» The task
Line by line, transcribe the data below exactly and pass over the images.

........

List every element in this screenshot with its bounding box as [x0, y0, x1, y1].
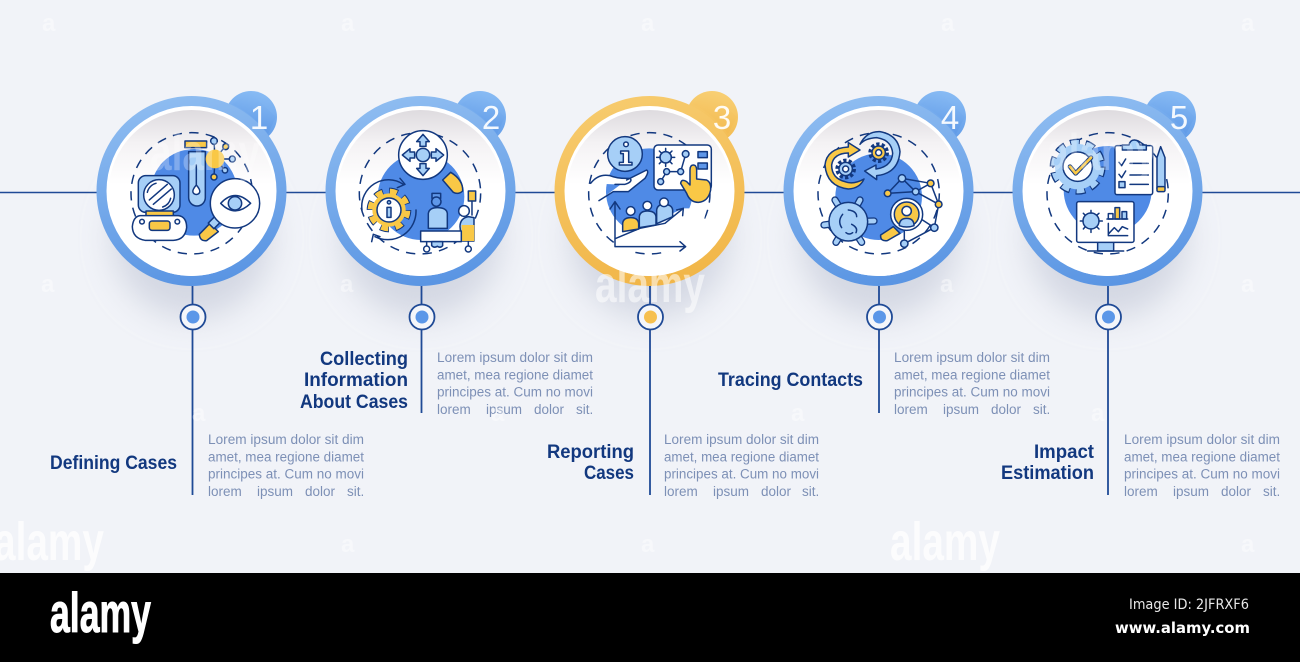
icon: scale, test tube, virus and eye magnifier [131, 133, 260, 254]
icon: check gear, clipboard, pencil, monitor [1047, 133, 1168, 254]
step 2 body text: Lorem ipsum dolor sit dim [437, 350, 593, 365]
watermarks: a [1241, 271, 1255, 298]
watermarks: a [791, 400, 805, 427]
footer website: www.alamy.com [1115, 619, 1250, 637]
step 2 heading [300, 349, 408, 413]
watermarks: a [340, 271, 354, 298]
step 1 body text: principes at. Cum no movi [208, 466, 364, 482]
step 4 body text: lorem [894, 402, 928, 417]
step 4 body text: amet, mea regione diamet [894, 368, 1050, 382]
watermarks: a [1241, 10, 1255, 37]
step 2 body text [437, 350, 593, 417]
step 5 body text: principes at. Cum no movi [1124, 466, 1280, 482]
step 1 body text: Lorem ipsum dolor sit dim [208, 432, 364, 447]
watermarks: a [941, 10, 955, 37]
watermarks: a [491, 400, 505, 427]
step 3 body text [664, 432, 819, 499]
step 3 heading: Cases [584, 463, 634, 484]
step 2 body text: principes at. Cum no movi [437, 384, 593, 400]
watermarks: a [940, 271, 954, 298]
step 5 body text: ipsum [1173, 484, 1209, 499]
step 1 body text: dolor [305, 484, 336, 499]
step 3 body text: Lorem ipsum dolor sit dim [664, 432, 819, 447]
step 1 circle badge [96, 91, 286, 318]
step 4 body text: dolor [991, 402, 1022, 417]
watermarks: a [341, 10, 355, 37]
step 3 body text: principes at. Cum no movi [664, 466, 819, 482]
step 4 heading: Tracing Contacts [718, 370, 863, 391]
icon: info hand, touch chart, team growth [589, 133, 711, 254]
step 2 body text: sit. [576, 402, 593, 417]
step 5 circle badge: 5 [1170, 99, 1188, 136]
step 4: tracing contacts [718, 91, 1050, 417]
footer image id: Image ID: 2JFRXF6 [1129, 597, 1249, 613]
step 3 body text: lorem [664, 484, 698, 499]
watermarks: alamy [890, 512, 1000, 572]
step 3 body text: sit. [802, 484, 819, 499]
step 5 body text: lorem [1124, 484, 1158, 499]
watermarks: a [192, 400, 206, 427]
footer logo: alamy [50, 581, 151, 644]
step 4 body text: ipsum [943, 402, 979, 417]
watermarks: a [341, 531, 355, 558]
icon: magnifier, gear with info, patient bed [359, 131, 481, 254]
step 2 circle badge: 2 [482, 99, 500, 136]
step 4 body text: Lorem ipsum dolor sit dim [894, 350, 1050, 365]
step 3 body text: amet, mea regione diamet [664, 450, 819, 464]
step 2 body text: dolor [534, 402, 565, 417]
step 5 body text: Lorem ipsum dolor sit dim [1124, 432, 1280, 447]
watermarks: a [641, 10, 655, 37]
step 5 body text: dolor [1221, 484, 1252, 499]
step 1 body text: ipsum [257, 484, 293, 499]
step 5 heading: Estimation [1001, 463, 1094, 484]
watermarks: alamy [1047, 124, 1157, 182]
step 5 body text [1124, 432, 1280, 499]
step 2 body text: lorem [437, 402, 471, 417]
step 1 connector and node [180, 286, 206, 495]
step 5 heading [1001, 442, 1095, 484]
step 1 body text: sit. [347, 484, 364, 499]
step 2 body text: ipsum [486, 402, 522, 417]
step 3 circle badge: 3 [713, 99, 731, 136]
step 2 circle badge [326, 91, 516, 318]
step 4 body text: principes at. Cum no movi [894, 384, 1050, 400]
watermarks: alamy [150, 124, 260, 182]
step 2 heading: About Cases [300, 392, 408, 413]
icon: cycling gears, virus, contact network [818, 132, 942, 254]
timeline horizontal line [0, 192, 1300, 194]
step 2 heading: Information [304, 370, 408, 391]
step 4 circle badge [784, 91, 974, 318]
step 4 connector and node [867, 286, 892, 413]
step 5 circle badge [1012, 91, 1202, 318]
step 2 body text: amet, mea regione diamet [437, 368, 593, 382]
watermarks: a [1241, 531, 1255, 558]
step 4 circle badge: 4 [941, 99, 959, 136]
step 2 connector and node [410, 286, 434, 413]
step 1 body text: amet, mea regione diamet [208, 450, 364, 464]
step 3 circle badge [554, 91, 744, 318]
step 3 body text: dolor [761, 484, 792, 499]
step 5: impact estimation [1001, 91, 1280, 499]
step 3 heading: Reporting [547, 442, 634, 463]
step 1 body text: lorem [208, 484, 242, 499]
watermarks: a [641, 531, 655, 558]
step 2 heading: Collecting [320, 349, 408, 370]
footer bar [0, 573, 1300, 662]
step 2: collecting information [300, 91, 593, 417]
step 3 body text: ipsum [713, 484, 749, 499]
step 1 circle badge: 1 [250, 99, 268, 136]
watermarks: a [1091, 400, 1105, 427]
watermarks: a [41, 271, 55, 298]
step 3 heading [547, 442, 634, 484]
step 1 body text [208, 432, 364, 499]
step 5 heading: Impact [1034, 442, 1095, 463]
watermarks: alamy [595, 256, 705, 314]
step 4 body text [894, 350, 1050, 417]
step 1: defining cases [50, 91, 364, 499]
step 5 body text: sit. [1263, 484, 1280, 499]
step 5 body text: amet, mea regione diamet [1124, 450, 1280, 464]
step 3: reporting cases [547, 91, 819, 499]
step 3 connector and node [638, 286, 663, 495]
watermarks: a [42, 10, 56, 37]
step 5 connector and node [1096, 286, 1121, 495]
step 4 body text: sit. [1033, 402, 1050, 417]
step 1 heading: Defining Cases [50, 453, 177, 474]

........

» Solution to this task
List every element in this screenshot with its bounding box as [x0, y0, x1, y1].
icon: scale, test tube, virus and eye magnifier [131, 133, 260, 254]
icon: check gear, clipboard, pencil, monitor [1047, 133, 1168, 254]
step 2 body text: Lorem ipsum dolor sit dim [437, 350, 593, 365]
watermarks: a [1241, 271, 1255, 298]
watermarks: a [791, 400, 805, 427]
footer website: www.alamy.com [1115, 619, 1250, 637]
step 2 heading [300, 349, 408, 413]
watermarks: a [340, 271, 354, 298]
step 1 body text: principes at. Cum no movi [208, 466, 364, 482]
step 4 body text: lorem [894, 402, 928, 417]
step 4 body text: amet, mea regione diamet [894, 368, 1050, 382]
watermarks: a [1241, 10, 1255, 37]
step 2 body text [437, 350, 593, 417]
step 5 body text: principes at. Cum no movi [1124, 466, 1280, 482]
step 1 body text: Lorem ipsum dolor sit dim [208, 432, 364, 447]
watermarks: a [941, 10, 955, 37]
watermarks: a [491, 400, 505, 427]
step 3 body text [664, 432, 819, 499]
step 3 heading: Cases [584, 463, 634, 484]
step 2 body text: principes at. Cum no movi [437, 384, 593, 400]
watermarks: a [940, 271, 954, 298]
step 5 body text: ipsum [1173, 484, 1209, 499]
step 1 body text: dolor [305, 484, 336, 499]
step 3 body text: Lorem ipsum dolor sit dim [664, 432, 819, 447]
step 1 circle badge [96, 91, 286, 318]
step 4 body text: dolor [991, 402, 1022, 417]
watermarks: a [341, 10, 355, 37]
step 3 body text: principes at. Cum no movi [664, 466, 819, 482]
step 4 heading: Tracing Contacts [718, 370, 863, 391]
icon: info hand, touch chart, team growth [589, 133, 711, 254]
step 2 body text: sit. [576, 402, 593, 417]
step 5 circle badge: 5 [1170, 99, 1188, 136]
step 4: tracing contacts [718, 91, 1050, 417]
footer image id: Image ID: 2JFRXF6 [1129, 597, 1249, 613]
step 3 body text: lorem [664, 484, 698, 499]
watermarks: alamy [890, 512, 1000, 572]
step 3 body text: sit. [802, 484, 819, 499]
step 5 body text: lorem [1124, 484, 1158, 499]
watermarks: a [192, 400, 206, 427]
footer logo: alamy [50, 581, 151, 644]
step 4 body text: ipsum [943, 402, 979, 417]
watermarks: a [341, 531, 355, 558]
icon: magnifier, gear with info, patient bed [359, 131, 481, 254]
step 2 circle badge: 2 [482, 99, 500, 136]
step 4 body text: Lorem ipsum dolor sit dim [894, 350, 1050, 365]
step 3 body text: amet, mea regione diamet [664, 450, 819, 464]
step 2 body text: dolor [534, 402, 565, 417]
step 5 body text: Lorem ipsum dolor sit dim [1124, 432, 1280, 447]
watermarks: a [641, 10, 655, 37]
step 5 body text: dolor [1221, 484, 1252, 499]
step 1 body text: ipsum [257, 484, 293, 499]
step 5 heading: Estimation [1001, 463, 1094, 484]
watermarks: alamy [1047, 124, 1157, 182]
step 5 body text [1124, 432, 1280, 499]
step 2 body text: lorem [437, 402, 471, 417]
step 1 connector and node [180, 286, 206, 495]
step 5 heading [1001, 442, 1095, 484]
step 1 body text: sit. [347, 484, 364, 499]
step 2 body text: ipsum [486, 402, 522, 417]
step 3 circle badge: 3 [713, 99, 731, 136]
step 2 circle badge [326, 91, 516, 318]
step 4 body text: principes at. Cum no movi [894, 384, 1050, 400]
watermarks: alamy [150, 124, 260, 182]
step 2 heading: About Cases [300, 392, 408, 413]
icon: cycling gears, virus, contact network [818, 132, 942, 254]
timeline horizontal line [0, 192, 1300, 194]
step 2 heading: Information [304, 370, 408, 391]
step 4 circle badge [784, 91, 974, 318]
step 4 connector and node [867, 286, 892, 413]
step 5 circle badge [1012, 91, 1202, 318]
step 2 body text: amet, mea regione diamet [437, 368, 593, 382]
watermarks: a [1241, 531, 1255, 558]
step 4 circle badge: 4 [941, 99, 959, 136]
step 2 connector and node [410, 286, 434, 413]
step 1 body text: amet, mea regione diamet [208, 450, 364, 464]
step 3 circle badge [554, 91, 744, 318]
step 3 body text: dolor [761, 484, 792, 499]
step 5: impact estimation [1001, 91, 1280, 499]
step 3 heading: Reporting [547, 442, 634, 463]
step 1 body text: lorem [208, 484, 242, 499]
watermarks: a [641, 531, 655, 558]
step 2 heading: Collecting [320, 349, 408, 370]
footer bar [0, 573, 1300, 662]
step 2: collecting information [300, 91, 593, 417]
step 3 body text: ipsum [713, 484, 749, 499]
step 1 circle badge: 1 [250, 99, 268, 136]
watermarks: a [1091, 400, 1105, 427]
watermarks: a [41, 271, 55, 298]
step 3 heading [547, 442, 634, 484]
step 1 body text [208, 432, 364, 499]
step 5 heading: Impact [1034, 442, 1095, 463]
watermarks: alamy [595, 256, 705, 314]
step 4 body text [894, 350, 1050, 417]
step 1: defining cases [50, 91, 364, 499]
step 5 body text: sit. [1263, 484, 1280, 499]
step 5 body text: amet, mea regione diamet [1124, 450, 1280, 464]
step 3: reporting cases [547, 91, 819, 499]
step 3 connector and node [638, 286, 663, 495]
watermarks: a [42, 10, 56, 37]
step 5 connector and node [1096, 286, 1121, 495]
step 4 body text: sit. [1033, 402, 1050, 417]
step 1 heading: Defining Cases [50, 453, 177, 474]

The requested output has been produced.